[STATED GOAL] Among the entries below, count the lines that contain the word "milhares". Write down only the total.

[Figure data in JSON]
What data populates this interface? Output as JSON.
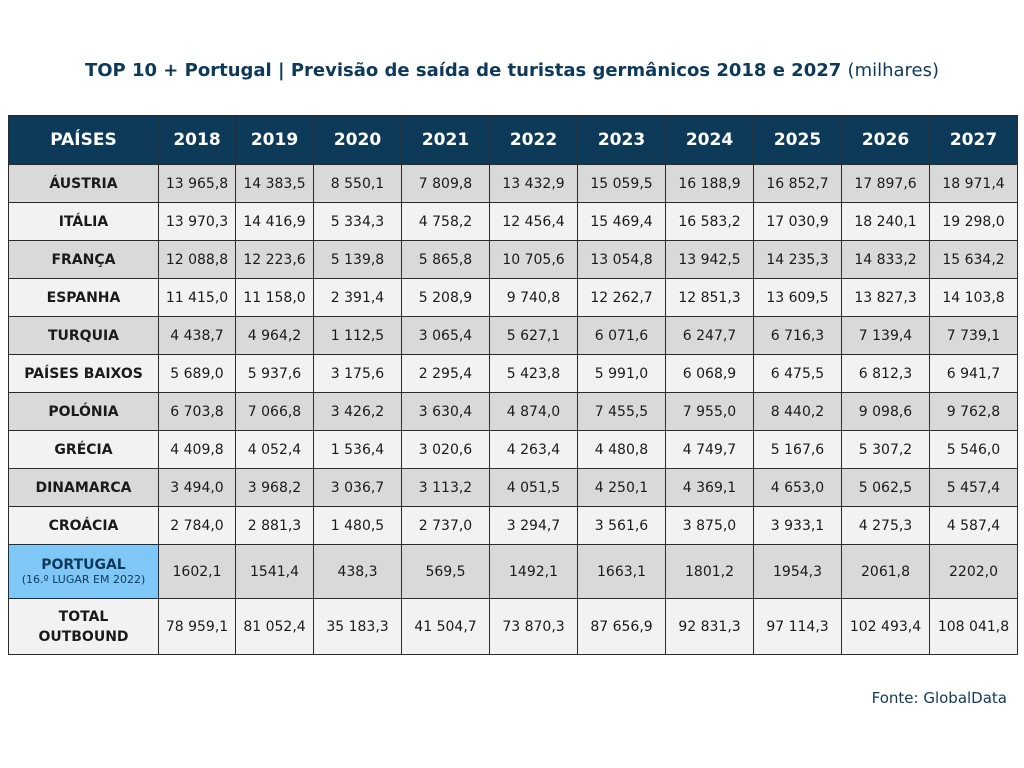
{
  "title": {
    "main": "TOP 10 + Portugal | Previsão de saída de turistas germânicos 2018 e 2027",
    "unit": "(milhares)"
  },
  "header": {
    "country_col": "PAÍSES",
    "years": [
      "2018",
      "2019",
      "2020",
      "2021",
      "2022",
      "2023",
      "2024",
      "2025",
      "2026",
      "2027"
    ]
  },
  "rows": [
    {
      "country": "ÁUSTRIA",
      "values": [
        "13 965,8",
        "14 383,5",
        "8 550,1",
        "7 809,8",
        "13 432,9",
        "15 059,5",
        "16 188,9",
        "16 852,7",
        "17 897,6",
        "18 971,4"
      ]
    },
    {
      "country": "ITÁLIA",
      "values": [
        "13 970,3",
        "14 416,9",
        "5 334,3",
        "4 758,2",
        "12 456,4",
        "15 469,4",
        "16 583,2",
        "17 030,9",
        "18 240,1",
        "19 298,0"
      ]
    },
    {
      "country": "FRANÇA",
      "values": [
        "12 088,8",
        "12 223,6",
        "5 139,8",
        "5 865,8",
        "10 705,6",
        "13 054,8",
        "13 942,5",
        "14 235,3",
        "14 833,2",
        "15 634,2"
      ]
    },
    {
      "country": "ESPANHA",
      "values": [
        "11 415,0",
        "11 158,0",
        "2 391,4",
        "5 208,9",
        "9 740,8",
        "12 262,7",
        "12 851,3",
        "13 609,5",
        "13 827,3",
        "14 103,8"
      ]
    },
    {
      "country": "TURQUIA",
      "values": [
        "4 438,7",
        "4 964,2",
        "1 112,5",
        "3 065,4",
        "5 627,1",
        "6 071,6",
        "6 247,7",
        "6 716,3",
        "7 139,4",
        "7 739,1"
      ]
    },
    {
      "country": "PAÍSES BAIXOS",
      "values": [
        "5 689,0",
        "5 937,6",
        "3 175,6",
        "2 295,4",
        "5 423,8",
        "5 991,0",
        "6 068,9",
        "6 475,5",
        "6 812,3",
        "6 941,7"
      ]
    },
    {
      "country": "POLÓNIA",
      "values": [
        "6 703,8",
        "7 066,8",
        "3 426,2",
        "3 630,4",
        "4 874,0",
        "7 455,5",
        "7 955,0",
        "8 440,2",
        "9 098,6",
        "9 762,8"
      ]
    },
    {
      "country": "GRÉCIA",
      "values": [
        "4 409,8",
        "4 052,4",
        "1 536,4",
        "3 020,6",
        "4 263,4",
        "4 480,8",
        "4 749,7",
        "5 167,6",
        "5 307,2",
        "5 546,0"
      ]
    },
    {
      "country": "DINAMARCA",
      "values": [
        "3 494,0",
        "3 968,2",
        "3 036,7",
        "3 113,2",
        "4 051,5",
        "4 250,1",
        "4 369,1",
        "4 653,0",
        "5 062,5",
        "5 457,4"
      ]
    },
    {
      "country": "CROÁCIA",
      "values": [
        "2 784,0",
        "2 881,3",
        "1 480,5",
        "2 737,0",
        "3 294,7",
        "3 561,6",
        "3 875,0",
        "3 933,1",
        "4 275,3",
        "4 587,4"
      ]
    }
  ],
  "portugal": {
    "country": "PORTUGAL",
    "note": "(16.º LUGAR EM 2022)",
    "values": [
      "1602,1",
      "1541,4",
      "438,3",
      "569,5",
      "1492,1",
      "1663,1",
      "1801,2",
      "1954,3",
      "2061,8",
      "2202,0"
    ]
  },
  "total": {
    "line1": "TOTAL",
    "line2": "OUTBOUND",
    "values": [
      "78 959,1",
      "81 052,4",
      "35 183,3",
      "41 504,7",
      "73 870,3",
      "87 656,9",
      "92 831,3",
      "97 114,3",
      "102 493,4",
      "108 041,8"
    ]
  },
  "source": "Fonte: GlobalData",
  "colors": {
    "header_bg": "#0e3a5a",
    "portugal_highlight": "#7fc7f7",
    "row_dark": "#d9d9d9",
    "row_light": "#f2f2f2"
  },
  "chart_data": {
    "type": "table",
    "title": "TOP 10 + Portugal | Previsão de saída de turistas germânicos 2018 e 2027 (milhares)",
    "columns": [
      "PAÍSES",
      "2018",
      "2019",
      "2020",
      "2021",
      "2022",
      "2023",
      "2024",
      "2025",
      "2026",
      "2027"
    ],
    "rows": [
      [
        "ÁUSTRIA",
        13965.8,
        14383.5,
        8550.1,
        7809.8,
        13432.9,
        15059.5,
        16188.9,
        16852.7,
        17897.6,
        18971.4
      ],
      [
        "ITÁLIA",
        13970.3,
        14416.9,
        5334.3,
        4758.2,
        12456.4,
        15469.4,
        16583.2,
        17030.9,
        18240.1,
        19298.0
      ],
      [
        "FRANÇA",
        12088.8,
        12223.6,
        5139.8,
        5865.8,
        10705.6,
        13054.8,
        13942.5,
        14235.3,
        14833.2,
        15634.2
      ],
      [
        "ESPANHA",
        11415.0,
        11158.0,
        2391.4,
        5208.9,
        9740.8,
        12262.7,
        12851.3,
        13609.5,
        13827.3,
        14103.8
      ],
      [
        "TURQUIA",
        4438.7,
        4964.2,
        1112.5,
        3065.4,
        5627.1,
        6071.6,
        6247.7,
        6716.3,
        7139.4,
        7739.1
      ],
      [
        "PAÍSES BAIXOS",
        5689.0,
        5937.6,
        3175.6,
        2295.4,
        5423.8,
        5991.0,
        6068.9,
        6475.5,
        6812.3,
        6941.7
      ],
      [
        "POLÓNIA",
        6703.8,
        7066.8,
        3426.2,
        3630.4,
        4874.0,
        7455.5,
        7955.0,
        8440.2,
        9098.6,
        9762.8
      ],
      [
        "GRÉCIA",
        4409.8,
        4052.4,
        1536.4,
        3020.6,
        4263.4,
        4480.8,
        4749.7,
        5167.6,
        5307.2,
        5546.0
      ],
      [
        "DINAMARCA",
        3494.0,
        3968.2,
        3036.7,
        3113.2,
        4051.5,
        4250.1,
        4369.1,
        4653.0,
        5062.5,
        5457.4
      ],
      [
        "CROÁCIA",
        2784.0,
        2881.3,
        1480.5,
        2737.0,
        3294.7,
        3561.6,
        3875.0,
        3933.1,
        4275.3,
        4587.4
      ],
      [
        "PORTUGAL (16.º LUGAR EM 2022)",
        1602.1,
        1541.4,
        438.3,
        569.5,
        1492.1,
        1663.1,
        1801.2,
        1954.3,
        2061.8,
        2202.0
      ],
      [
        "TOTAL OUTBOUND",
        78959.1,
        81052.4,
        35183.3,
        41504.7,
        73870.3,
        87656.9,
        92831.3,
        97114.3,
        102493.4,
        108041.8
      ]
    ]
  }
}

[REPLY] 2